[Figure dataset records]

---+---

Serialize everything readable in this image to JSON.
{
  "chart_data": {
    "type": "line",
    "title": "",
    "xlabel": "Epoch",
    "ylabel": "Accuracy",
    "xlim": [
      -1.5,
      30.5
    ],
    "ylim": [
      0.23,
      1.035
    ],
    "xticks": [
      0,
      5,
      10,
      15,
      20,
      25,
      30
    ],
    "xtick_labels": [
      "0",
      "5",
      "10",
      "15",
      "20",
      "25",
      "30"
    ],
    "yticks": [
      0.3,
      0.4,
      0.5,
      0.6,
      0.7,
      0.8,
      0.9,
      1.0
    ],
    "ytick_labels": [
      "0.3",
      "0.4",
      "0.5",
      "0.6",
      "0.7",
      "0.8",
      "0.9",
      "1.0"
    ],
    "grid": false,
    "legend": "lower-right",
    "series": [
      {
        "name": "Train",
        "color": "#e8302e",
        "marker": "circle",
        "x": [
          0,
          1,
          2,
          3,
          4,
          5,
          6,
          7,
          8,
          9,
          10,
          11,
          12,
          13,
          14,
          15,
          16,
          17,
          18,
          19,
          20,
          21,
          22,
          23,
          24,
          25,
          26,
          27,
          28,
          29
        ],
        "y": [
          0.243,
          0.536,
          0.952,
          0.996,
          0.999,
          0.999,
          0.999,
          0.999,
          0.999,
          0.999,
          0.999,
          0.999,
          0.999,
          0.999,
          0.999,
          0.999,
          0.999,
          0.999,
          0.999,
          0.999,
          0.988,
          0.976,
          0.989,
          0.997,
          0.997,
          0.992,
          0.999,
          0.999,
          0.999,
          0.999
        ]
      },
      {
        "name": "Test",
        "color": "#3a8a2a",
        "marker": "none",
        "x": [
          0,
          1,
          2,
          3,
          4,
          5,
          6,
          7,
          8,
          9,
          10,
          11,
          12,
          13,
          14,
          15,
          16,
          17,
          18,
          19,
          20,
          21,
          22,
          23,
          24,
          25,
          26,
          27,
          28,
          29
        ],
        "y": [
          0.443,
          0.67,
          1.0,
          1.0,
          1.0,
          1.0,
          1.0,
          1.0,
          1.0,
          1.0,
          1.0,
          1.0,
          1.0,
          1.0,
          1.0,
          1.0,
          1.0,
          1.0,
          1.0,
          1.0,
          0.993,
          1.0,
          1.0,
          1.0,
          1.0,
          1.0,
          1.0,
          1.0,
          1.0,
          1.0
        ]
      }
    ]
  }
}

---+---

Exercise requirements>
Copy every line exactly. Leave nothing out.

Answer to the exercise>
Serialize everything readable in this image to JSON.
{
  "chart_data": {
    "type": "line",
    "title": "",
    "xlabel": "Epoch",
    "ylabel": "Accuracy",
    "xlim": [
      -1.5,
      30.5
    ],
    "ylim": [
      0.23,
      1.035
    ],
    "xticks": [
      0,
      5,
      10,
      15,
      20,
      25,
      30
    ],
    "xtick_labels": [
      "0",
      "5",
      "10",
      "15",
      "20",
      "25",
      "30"
    ],
    "yticks": [
      0.3,
      0.4,
      0.5,
      0.6,
      0.7,
      0.8,
      0.9,
      1.0
    ],
    "ytick_labels": [
      "0.3",
      "0.4",
      "0.5",
      "0.6",
      "0.7",
      "0.8",
      "0.9",
      "1.0"
    ],
    "grid": false,
    "legend": "lower-right",
    "series": [
      {
        "name": "Train",
        "color": "#e8302e",
        "marker": "circle",
        "x": [
          0,
          1,
          2,
          3,
          4,
          5,
          6,
          7,
          8,
          9,
          10,
          11,
          12,
          13,
          14,
          15,
          16,
          17,
          18,
          19,
          20,
          21,
          22,
          23,
          24,
          25,
          26,
          27,
          28,
          29
        ],
        "y": [
          0.243,
          0.536,
          0.952,
          0.996,
          0.999,
          0.999,
          0.999,
          0.999,
          0.999,
          0.999,
          0.999,
          0.999,
          0.999,
          0.999,
          0.999,
          0.999,
          0.999,
          0.999,
          0.999,
          0.999,
          0.988,
          0.976,
          0.989,
          0.997,
          0.997,
          0.992,
          0.999,
          0.999,
          0.999,
          0.999
        ]
      },
      {
        "name": "Test",
        "color": "#3a8a2a",
        "marker": "none",
        "x": [
          0,
          1,
          2,
          3,
          4,
          5,
          6,
          7,
          8,
          9,
          10,
          11,
          12,
          13,
          14,
          15,
          16,
          17,
          18,
          19,
          20,
          21,
          22,
          23,
          24,
          25,
          26,
          27,
          28,
          29
        ],
        "y": [
          0.443,
          0.67,
          1.0,
          1.0,
          1.0,
          1.0,
          1.0,
          1.0,
          1.0,
          1.0,
          1.0,
          1.0,
          1.0,
          1.0,
          1.0,
          1.0,
          1.0,
          1.0,
          1.0,
          1.0,
          0.993,
          1.0,
          1.0,
          1.0,
          1.0,
          1.0,
          1.0,
          1.0,
          1.0,
          1.0
        ]
      }
    ]
  }
}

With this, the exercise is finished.